### THE REQUEST
Return the count of lines with the string "JSON" in them, and nothing else.

* BEGIN MATERIAL SHOWN *

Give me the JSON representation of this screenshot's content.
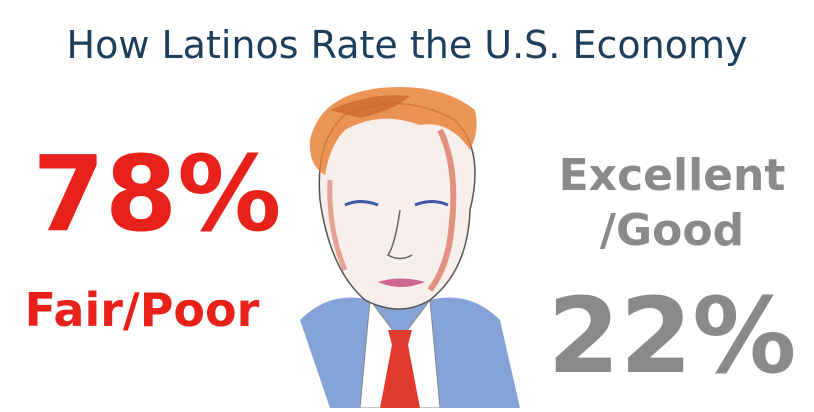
{
  "title": "How Latinos Rate the U.S. Economy",
  "left": {
    "percent": "78%",
    "label": "Fair/Poor"
  },
  "right": {
    "label": [
      "Excellent",
      "/Good"
    ],
    "percent": "22%"
  }
}
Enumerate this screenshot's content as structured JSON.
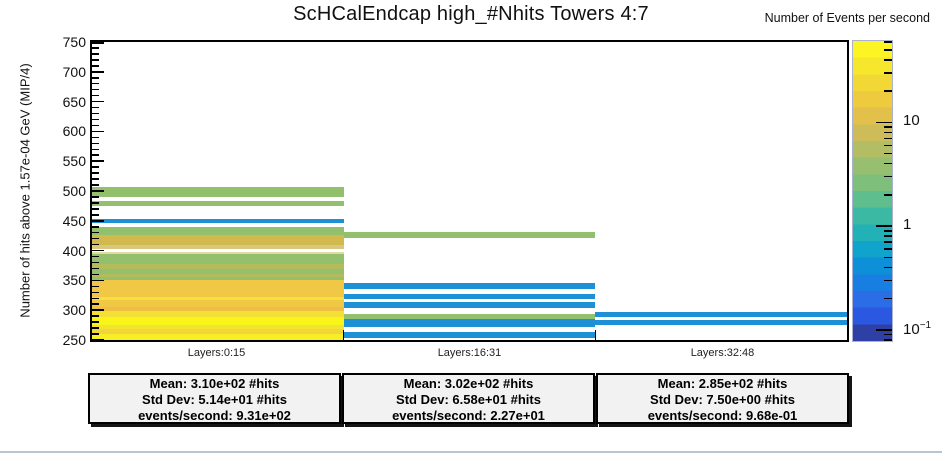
{
  "title": "ScHCalEndcap high_#Nhits Towers 4:7",
  "chart_data": {
    "type": "heatmap",
    "title": "ScHCalEndcap high_#Nhits Towers 4:7",
    "ylabel": "Number of hits above 1.57e-04 GeV  (MIP/4)",
    "zlabel": "Number of Events per second",
    "ylim": [
      250,
      750
    ],
    "y_major_step": 50,
    "y_minor_step": 10,
    "z_scale": "log",
    "grid": false,
    "categories": [
      "Layers:0:15",
      "Layers:16:31",
      "Layers:32:48"
    ],
    "columns": [
      {
        "label": "Layers:0:15",
        "bands": [
          {
            "y0": 490,
            "y1": 506,
            "color": "#92c06d"
          },
          {
            "y0": 475,
            "y1": 483,
            "color": "#92c06d"
          },
          {
            "y0": 446,
            "y1": 453,
            "color": "#1d90d6"
          },
          {
            "y0": 426,
            "y1": 440,
            "color": "#92c06d"
          },
          {
            "y0": 410,
            "y1": 426,
            "color": "#d2b94d"
          },
          {
            "y0": 402,
            "y1": 410,
            "color": "#d9c77f"
          },
          {
            "y0": 394,
            "y1": 397,
            "color": "#e2d9a6"
          },
          {
            "y0": 378,
            "y1": 394,
            "color": "#92c06d"
          },
          {
            "y0": 369,
            "y1": 378,
            "color": "#b3bb5b"
          },
          {
            "y0": 361,
            "y1": 369,
            "color": "#92c06d"
          },
          {
            "y0": 356,
            "y1": 361,
            "color": "#b3bb5b"
          },
          {
            "y0": 351,
            "y1": 356,
            "color": "#92c06d"
          },
          {
            "y0": 322,
            "y1": 351,
            "color": "#f0c845"
          },
          {
            "y0": 317,
            "y1": 322,
            "color": "#f5e139"
          },
          {
            "y0": 306,
            "y1": 317,
            "color": "#f0c845"
          },
          {
            "y0": 298,
            "y1": 306,
            "color": "#eebf42"
          },
          {
            "y0": 289,
            "y1": 298,
            "color": "#f3df36"
          },
          {
            "y0": 275,
            "y1": 289,
            "color": "#f9f51b"
          },
          {
            "y0": 268,
            "y1": 275,
            "color": "#f3e42e"
          },
          {
            "y0": 260,
            "y1": 268,
            "color": "#f1d53b"
          },
          {
            "y0": 250,
            "y1": 260,
            "color": "#f7ee25"
          }
        ]
      },
      {
        "label": "Layers:16:31",
        "bands": [
          {
            "y0": 421,
            "y1": 431,
            "color": "#92c06d"
          },
          {
            "y0": 335,
            "y1": 346,
            "color": "#1d90d6"
          },
          {
            "y0": 318,
            "y1": 328,
            "color": "#1d90d6"
          },
          {
            "y0": 304,
            "y1": 314,
            "color": "#1d90d6"
          },
          {
            "y0": 286,
            "y1": 294,
            "color": "#92c06d"
          },
          {
            "y0": 272,
            "y1": 286,
            "color": "#1d90d6"
          },
          {
            "y0": 253,
            "y1": 263,
            "color": "#1d90d6"
          }
        ]
      },
      {
        "label": "Layers:32:48",
        "bands": [
          {
            "y0": 289,
            "y1": 297,
            "color": "#1d90d6"
          },
          {
            "y0": 275,
            "y1": 283,
            "color": "#1d90d6"
          }
        ]
      }
    ],
    "colorbar": {
      "title": "Number of Events per second",
      "zlim": [
        0.078,
        61
      ],
      "colors": [
        "#fdf523",
        "#f7e72c",
        "#f2d834",
        "#eeca3e",
        "#e3c04a",
        "#cdbc58",
        "#b2bd64",
        "#98bf6f",
        "#7ebf7c",
        "#5fbe8e",
        "#3cb9a2",
        "#22b1b6",
        "#10a3cb",
        "#0d90d7",
        "#187ee1",
        "#2a6de7",
        "#2a58e1",
        "#2e3fa5"
      ],
      "major_ticks": [
        {
          "value": 10,
          "text": "10",
          "sup": ""
        },
        {
          "value": 1,
          "text": "1",
          "sup": ""
        },
        {
          "value": 0.1,
          "text": "10",
          "sup": "−1"
        }
      ]
    }
  },
  "stats_boxes": [
    {
      "lines": [
        "Mean: 3.10e+02 #hits",
        "Std Dev: 5.14e+01 #hits",
        "events/second: 9.31e+02"
      ]
    },
    {
      "lines": [
        "Mean: 3.02e+02 #hits",
        "Std Dev: 6.58e+01 #hits",
        "events/second: 2.27e+01"
      ]
    },
    {
      "lines": [
        "Mean: 2.85e+02 #hits",
        "Std Dev: 7.50e+00 #hits",
        "events/second: 9.68e-01"
      ]
    }
  ],
  "colors": {
    "frame": "#000000",
    "stat_box_bg": "#f2f2f2",
    "window_bottom_edge": "#b9c6d0",
    "band_green": "#92c06d",
    "band_blue": "#1d90d6",
    "band_yellow": "#f7ee25"
  }
}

* END MATERIAL SHOWN *

### SOLUTION TO THIS PROBLEM
2